MATERIAL TO PROCESS:
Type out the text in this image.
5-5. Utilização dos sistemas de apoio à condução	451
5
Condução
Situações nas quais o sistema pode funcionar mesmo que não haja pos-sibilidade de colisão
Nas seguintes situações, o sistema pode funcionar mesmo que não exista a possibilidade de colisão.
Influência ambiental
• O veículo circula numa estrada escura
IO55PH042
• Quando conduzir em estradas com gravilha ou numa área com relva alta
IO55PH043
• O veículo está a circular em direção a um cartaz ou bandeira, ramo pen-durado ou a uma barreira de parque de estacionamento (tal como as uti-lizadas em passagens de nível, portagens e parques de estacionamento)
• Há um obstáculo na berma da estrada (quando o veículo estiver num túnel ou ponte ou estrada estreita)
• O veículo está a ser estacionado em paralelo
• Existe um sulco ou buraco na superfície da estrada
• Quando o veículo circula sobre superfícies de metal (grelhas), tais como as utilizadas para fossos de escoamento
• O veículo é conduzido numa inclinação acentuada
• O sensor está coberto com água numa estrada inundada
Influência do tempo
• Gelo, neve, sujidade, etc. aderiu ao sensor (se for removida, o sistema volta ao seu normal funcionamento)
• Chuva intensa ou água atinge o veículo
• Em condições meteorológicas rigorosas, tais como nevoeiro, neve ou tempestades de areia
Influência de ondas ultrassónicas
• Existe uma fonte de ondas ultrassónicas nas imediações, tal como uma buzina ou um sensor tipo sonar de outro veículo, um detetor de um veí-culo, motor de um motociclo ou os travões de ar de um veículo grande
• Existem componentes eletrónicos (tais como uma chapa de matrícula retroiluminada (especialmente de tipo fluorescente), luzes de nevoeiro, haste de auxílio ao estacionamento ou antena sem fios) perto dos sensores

WORK TO COMPLETE:
Display every line of the listing that contains the string "tais".

OUTPUT:
• Quando o veículo circula sobre superfícies de metal (grelhas), tais como as utilizadas para fossos de escoamento
• Em condições meteorológicas rigorosas, tais como nevoeiro, neve ou tempestades de areia
• Existem componentes eletrónicos (tais como uma chapa de matrícula retroiluminada (especialmente de tipo fluorescente), luzes de nevoeiro, haste de auxílio ao estacionamento ou antena sem fios) perto dos sensores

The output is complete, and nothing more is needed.